** Start of Records to use **

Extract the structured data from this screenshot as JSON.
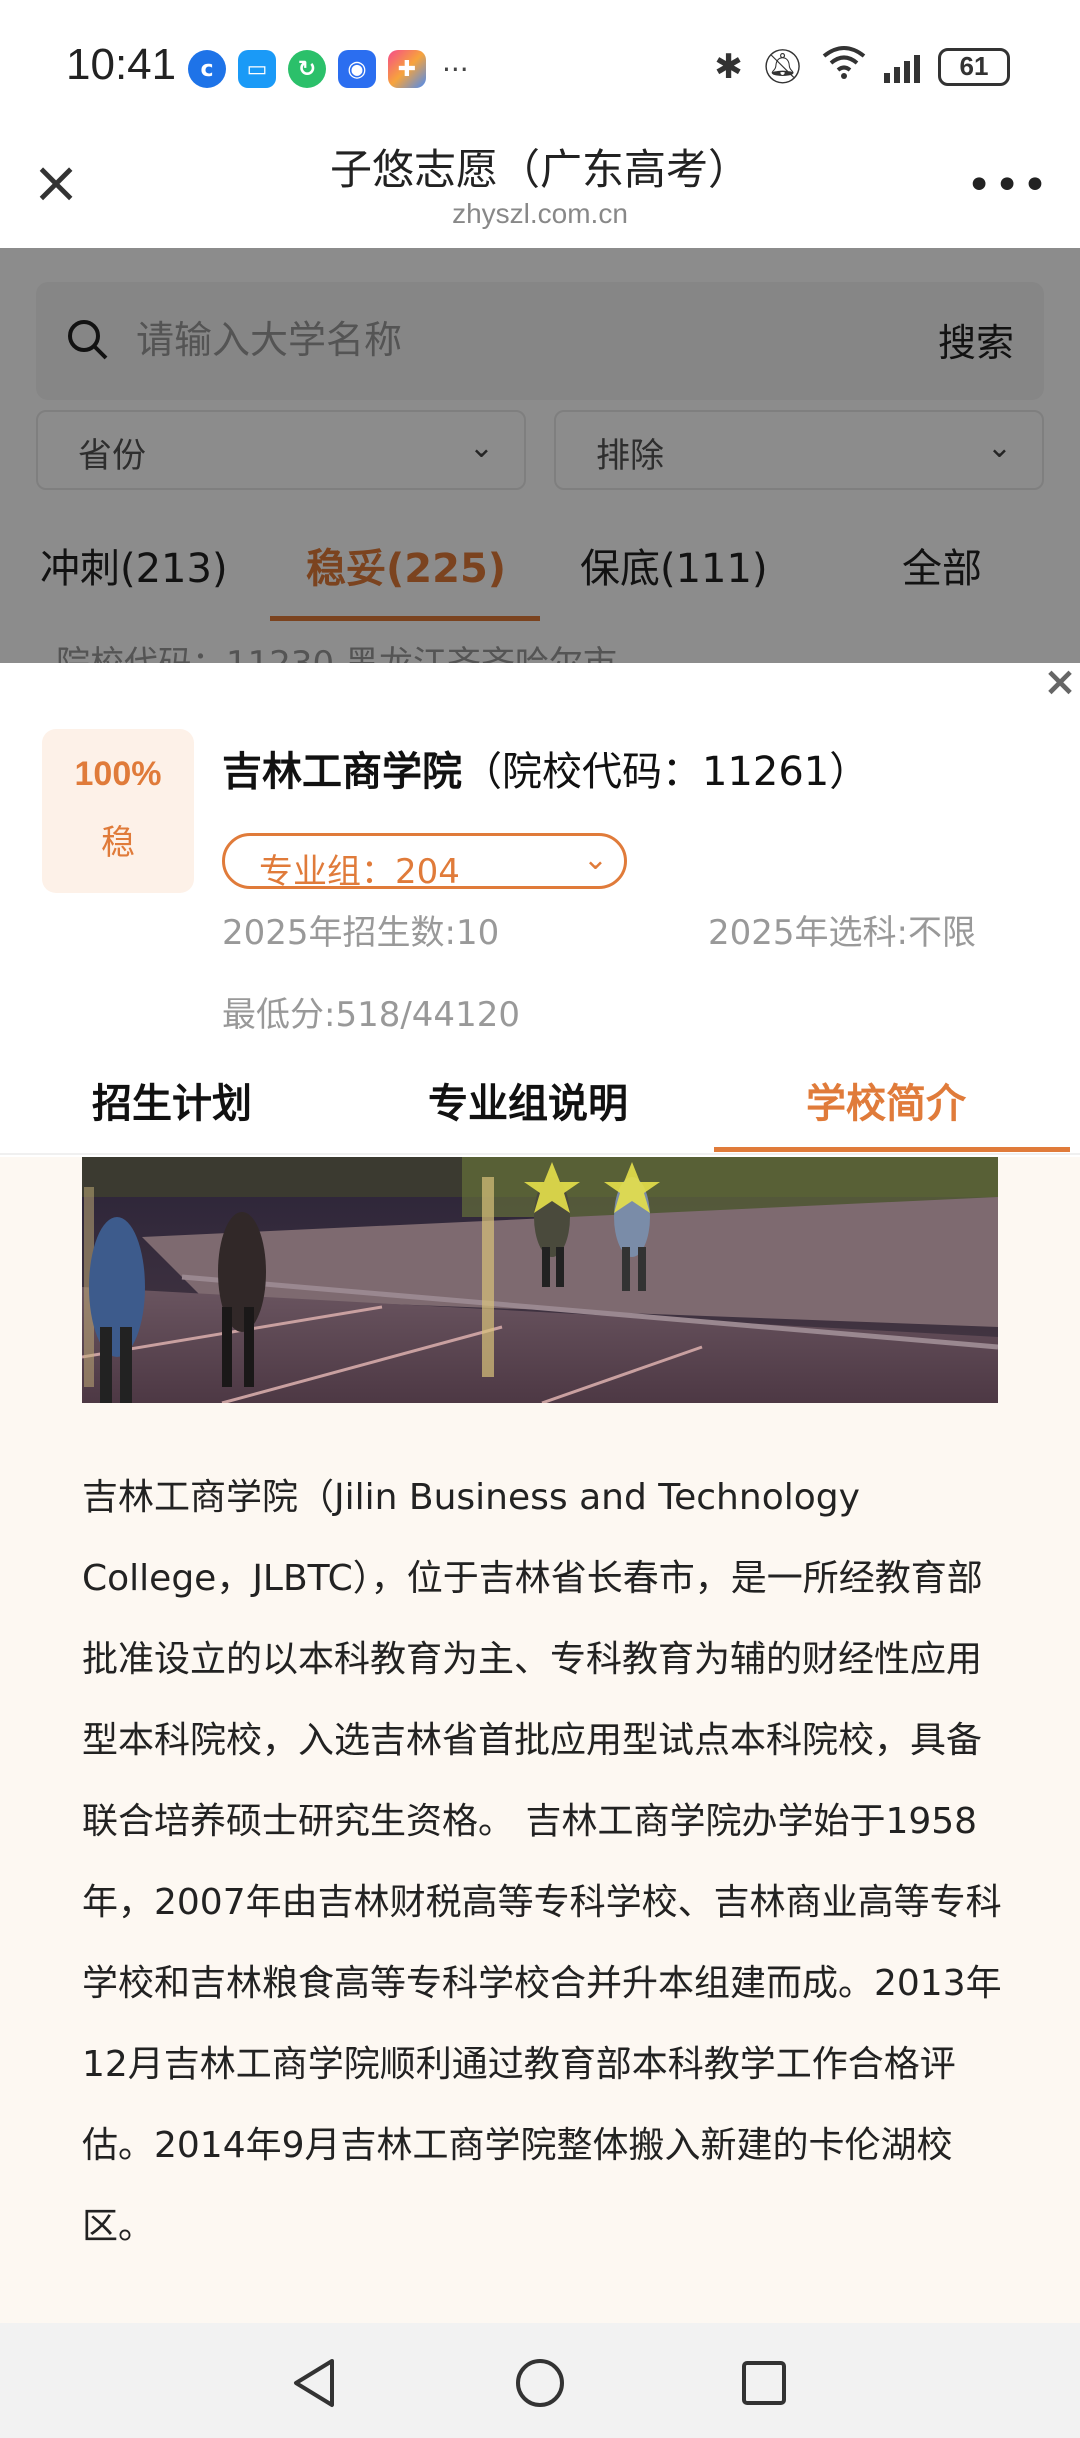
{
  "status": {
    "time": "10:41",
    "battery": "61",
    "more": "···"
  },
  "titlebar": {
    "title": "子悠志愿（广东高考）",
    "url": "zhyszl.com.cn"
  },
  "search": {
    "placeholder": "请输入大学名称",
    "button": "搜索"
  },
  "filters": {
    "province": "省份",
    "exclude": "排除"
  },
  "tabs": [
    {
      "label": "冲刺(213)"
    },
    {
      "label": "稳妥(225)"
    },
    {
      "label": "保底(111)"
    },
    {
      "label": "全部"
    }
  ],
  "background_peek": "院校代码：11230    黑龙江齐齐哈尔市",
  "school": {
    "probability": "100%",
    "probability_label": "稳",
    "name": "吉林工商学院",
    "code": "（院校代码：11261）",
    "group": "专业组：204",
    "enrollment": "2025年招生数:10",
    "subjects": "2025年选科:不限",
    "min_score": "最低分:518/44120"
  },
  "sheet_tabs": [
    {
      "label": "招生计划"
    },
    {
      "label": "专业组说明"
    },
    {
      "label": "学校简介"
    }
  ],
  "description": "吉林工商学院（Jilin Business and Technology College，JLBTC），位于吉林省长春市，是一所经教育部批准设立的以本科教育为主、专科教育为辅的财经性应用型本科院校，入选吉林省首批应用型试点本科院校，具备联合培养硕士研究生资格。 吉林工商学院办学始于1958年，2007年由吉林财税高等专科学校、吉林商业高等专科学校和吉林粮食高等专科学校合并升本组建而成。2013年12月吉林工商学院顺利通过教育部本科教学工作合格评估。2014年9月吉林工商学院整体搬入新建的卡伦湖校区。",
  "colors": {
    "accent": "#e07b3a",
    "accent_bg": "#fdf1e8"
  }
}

** End of Records to use **

Written exercise: What comes back should match the records exactly, minus any pictures.

Response to this exercise:
Extract the structured data from this screenshot as JSON.
{
  "status": {
    "time": "10:41",
    "battery": "61",
    "more": "···"
  },
  "titlebar": {
    "title": "子悠志愿（广东高考）",
    "url": "zhyszl.com.cn"
  },
  "search": {
    "placeholder": "请输入大学名称",
    "button": "搜索"
  },
  "filters": {
    "province": "省份",
    "exclude": "排除"
  },
  "tabs": [
    {
      "label": "冲刺(213)"
    },
    {
      "label": "稳妥(225)"
    },
    {
      "label": "保底(111)"
    },
    {
      "label": "全部"
    }
  ],
  "background_peek": "院校代码：11230    黑龙江齐齐哈尔市",
  "school": {
    "probability": "100%",
    "probability_label": "稳",
    "name": "吉林工商学院",
    "code": "（院校代码：11261）",
    "group": "专业组：204",
    "enrollment": "2025年招生数:10",
    "subjects": "2025年选科:不限",
    "min_score": "最低分:518/44120"
  },
  "sheet_tabs": [
    {
      "label": "招生计划"
    },
    {
      "label": "专业组说明"
    },
    {
      "label": "学校简介"
    }
  ],
  "description": "吉林工商学院（Jilin Business and Technology College，JLBTC），位于吉林省长春市，是一所经教育部批准设立的以本科教育为主、专科教育为辅的财经性应用型本科院校，入选吉林省首批应用型试点本科院校，具备联合培养硕士研究生资格。 吉林工商学院办学始于1958年，2007年由吉林财税高等专科学校、吉林商业高等专科学校和吉林粮食高等专科学校合并升本组建而成。2013年12月吉林工商学院顺利通过教育部本科教学工作合格评估。2014年9月吉林工商学院整体搬入新建的卡伦湖校区。",
  "colors": {
    "accent": "#e07b3a",
    "accent_bg": "#fdf1e8"
  }
}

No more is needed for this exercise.